## STATED TASK
Find the lines that hold the word "Instrumentally" and return them.

## DATA ROWS
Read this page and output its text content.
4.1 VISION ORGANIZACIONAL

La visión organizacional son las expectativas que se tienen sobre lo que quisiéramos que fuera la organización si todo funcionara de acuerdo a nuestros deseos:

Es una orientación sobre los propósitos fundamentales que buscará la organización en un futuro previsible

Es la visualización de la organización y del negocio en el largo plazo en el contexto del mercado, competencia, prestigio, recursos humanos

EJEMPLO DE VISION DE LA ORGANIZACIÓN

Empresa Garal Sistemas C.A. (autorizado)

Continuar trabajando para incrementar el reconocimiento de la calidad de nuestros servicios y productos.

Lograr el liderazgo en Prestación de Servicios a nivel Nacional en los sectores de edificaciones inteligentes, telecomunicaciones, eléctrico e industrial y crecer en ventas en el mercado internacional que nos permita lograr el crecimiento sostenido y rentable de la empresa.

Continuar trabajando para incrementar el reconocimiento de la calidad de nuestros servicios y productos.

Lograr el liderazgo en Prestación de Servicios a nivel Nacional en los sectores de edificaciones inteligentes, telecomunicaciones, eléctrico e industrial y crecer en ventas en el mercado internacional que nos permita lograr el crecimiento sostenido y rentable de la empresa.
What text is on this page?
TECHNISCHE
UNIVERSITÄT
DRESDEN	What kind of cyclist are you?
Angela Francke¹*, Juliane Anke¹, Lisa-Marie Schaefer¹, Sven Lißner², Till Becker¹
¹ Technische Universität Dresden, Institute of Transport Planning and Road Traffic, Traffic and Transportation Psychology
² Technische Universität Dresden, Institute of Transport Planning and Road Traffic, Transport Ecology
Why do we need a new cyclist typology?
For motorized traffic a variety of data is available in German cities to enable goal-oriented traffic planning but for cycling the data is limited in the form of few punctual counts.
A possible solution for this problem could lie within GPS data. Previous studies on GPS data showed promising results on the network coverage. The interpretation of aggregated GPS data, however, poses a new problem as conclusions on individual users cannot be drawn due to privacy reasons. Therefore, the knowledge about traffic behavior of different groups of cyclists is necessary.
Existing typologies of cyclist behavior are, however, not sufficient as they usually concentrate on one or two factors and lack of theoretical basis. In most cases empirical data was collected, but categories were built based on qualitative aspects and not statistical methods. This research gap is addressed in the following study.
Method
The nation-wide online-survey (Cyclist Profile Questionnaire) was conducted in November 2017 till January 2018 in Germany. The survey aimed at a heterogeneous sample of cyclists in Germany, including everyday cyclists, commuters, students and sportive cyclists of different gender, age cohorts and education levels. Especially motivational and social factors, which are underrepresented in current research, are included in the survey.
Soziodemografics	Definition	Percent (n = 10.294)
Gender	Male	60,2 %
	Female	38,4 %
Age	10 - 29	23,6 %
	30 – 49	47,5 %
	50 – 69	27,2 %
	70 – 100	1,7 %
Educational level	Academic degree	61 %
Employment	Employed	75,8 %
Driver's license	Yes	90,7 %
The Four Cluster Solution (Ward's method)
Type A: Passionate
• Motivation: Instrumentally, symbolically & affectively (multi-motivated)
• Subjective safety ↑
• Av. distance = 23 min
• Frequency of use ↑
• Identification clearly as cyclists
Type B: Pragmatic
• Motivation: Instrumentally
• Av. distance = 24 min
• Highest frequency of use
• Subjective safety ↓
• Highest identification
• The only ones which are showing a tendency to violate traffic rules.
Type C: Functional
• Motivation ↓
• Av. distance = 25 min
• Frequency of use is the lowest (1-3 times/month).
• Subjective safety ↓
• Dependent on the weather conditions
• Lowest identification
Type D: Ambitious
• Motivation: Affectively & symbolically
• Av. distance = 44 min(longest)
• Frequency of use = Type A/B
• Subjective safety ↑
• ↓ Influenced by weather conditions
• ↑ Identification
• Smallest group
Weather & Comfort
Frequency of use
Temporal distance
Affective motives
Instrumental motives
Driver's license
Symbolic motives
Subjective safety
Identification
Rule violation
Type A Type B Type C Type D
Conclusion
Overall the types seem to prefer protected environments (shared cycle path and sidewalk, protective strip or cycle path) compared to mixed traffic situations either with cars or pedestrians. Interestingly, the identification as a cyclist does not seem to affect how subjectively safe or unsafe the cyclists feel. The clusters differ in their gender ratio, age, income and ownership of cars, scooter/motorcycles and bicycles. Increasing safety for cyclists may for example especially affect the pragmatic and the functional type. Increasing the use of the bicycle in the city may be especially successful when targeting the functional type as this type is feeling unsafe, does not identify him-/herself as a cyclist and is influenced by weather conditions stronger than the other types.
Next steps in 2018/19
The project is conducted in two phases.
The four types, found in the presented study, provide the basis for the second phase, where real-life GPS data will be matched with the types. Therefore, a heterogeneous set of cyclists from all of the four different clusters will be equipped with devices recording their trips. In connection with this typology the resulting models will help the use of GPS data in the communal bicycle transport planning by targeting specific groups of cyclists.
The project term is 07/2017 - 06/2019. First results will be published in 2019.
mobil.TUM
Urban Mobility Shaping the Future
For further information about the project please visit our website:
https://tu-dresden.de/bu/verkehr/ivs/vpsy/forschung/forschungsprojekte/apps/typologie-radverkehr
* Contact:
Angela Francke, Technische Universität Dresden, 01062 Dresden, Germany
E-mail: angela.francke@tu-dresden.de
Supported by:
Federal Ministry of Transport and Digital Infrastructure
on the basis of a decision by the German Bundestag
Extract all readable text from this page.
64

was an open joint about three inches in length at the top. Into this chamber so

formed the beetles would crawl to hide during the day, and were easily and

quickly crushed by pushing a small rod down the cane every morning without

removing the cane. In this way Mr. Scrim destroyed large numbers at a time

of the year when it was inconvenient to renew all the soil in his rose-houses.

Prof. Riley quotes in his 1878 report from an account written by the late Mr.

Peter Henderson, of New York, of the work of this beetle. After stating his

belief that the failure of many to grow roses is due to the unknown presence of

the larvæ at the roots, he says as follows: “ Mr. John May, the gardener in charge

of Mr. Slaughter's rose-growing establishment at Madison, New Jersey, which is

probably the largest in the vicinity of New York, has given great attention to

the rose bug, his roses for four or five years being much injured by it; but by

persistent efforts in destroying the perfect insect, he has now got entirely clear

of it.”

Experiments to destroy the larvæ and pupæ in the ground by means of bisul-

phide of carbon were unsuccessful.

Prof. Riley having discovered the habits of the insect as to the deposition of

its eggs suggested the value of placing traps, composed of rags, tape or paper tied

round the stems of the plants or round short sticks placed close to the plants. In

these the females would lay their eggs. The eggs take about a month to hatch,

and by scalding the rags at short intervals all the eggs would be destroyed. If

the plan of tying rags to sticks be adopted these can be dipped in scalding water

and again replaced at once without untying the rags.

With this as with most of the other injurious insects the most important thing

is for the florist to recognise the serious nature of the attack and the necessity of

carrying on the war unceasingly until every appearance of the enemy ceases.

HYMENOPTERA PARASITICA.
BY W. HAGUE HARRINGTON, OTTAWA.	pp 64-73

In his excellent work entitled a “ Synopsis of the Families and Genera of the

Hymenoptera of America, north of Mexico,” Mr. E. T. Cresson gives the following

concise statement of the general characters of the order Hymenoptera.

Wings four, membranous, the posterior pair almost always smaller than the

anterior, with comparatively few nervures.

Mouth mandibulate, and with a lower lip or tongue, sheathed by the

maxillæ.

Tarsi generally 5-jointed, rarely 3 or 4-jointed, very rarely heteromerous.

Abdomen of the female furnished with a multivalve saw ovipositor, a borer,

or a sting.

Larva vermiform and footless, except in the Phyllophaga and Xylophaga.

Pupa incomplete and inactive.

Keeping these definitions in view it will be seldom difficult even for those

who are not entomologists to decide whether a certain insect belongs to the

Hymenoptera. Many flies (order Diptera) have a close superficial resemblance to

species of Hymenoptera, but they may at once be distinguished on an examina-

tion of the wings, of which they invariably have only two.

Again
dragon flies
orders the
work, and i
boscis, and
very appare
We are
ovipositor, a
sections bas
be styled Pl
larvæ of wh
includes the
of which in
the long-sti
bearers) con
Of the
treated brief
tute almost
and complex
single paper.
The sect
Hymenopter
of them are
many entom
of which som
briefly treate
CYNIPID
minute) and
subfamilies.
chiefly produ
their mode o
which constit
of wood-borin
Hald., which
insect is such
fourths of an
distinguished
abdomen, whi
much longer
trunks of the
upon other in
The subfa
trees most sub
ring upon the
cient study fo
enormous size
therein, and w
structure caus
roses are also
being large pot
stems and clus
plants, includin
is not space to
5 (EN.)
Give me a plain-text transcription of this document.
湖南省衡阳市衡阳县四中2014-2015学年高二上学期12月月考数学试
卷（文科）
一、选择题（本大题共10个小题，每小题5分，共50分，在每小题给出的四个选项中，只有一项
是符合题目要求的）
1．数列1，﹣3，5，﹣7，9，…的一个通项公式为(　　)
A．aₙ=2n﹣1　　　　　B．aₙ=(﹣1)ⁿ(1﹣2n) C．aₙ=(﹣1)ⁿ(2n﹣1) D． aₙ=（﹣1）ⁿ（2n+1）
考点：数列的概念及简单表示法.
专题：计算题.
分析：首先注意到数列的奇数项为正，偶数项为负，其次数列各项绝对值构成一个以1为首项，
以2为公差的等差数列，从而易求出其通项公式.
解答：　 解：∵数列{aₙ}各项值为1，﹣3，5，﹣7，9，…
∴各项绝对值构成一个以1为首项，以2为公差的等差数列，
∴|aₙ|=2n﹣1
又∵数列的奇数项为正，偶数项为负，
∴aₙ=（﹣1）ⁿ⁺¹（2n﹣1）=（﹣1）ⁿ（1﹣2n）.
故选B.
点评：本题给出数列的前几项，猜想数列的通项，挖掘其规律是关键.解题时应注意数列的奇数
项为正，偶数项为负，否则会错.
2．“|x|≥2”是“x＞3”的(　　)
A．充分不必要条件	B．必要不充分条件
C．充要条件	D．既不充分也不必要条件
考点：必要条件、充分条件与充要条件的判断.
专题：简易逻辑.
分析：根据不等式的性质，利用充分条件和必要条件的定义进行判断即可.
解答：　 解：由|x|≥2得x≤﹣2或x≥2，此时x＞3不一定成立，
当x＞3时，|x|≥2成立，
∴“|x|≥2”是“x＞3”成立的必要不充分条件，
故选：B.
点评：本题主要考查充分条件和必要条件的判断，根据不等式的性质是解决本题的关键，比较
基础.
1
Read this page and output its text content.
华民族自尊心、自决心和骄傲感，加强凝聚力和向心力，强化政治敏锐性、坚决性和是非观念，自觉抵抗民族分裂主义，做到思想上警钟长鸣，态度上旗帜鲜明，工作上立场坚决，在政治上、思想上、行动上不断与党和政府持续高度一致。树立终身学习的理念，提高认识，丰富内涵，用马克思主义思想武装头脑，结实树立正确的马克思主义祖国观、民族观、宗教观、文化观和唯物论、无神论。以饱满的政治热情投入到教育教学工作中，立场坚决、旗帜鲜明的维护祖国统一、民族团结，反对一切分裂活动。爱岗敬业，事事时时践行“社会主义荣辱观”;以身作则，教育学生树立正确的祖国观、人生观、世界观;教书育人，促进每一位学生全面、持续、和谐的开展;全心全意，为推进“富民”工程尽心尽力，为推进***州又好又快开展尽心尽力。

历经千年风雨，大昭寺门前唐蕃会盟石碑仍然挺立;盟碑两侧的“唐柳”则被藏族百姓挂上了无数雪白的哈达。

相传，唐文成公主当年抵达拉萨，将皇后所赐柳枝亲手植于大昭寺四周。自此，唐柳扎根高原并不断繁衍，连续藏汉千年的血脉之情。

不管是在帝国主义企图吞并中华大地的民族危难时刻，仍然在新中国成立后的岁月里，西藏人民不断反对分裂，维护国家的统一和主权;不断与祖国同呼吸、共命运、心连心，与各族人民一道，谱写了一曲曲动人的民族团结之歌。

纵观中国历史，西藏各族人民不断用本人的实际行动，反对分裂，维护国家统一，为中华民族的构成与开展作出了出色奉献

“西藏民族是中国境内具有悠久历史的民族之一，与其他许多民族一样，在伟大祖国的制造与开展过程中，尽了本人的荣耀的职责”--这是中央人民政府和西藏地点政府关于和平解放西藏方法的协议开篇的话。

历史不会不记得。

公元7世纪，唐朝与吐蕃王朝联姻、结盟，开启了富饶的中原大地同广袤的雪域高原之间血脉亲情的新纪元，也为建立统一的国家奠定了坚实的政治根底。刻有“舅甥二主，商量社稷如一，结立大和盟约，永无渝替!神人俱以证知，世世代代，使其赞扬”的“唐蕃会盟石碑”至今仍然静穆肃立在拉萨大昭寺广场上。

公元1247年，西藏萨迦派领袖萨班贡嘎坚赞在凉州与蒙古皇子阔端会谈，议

## COMPLETE RESPONSE
• Motivation: Instrumentally, symbolically & affectively (multi-motivated)
• Motivation: Instrumentally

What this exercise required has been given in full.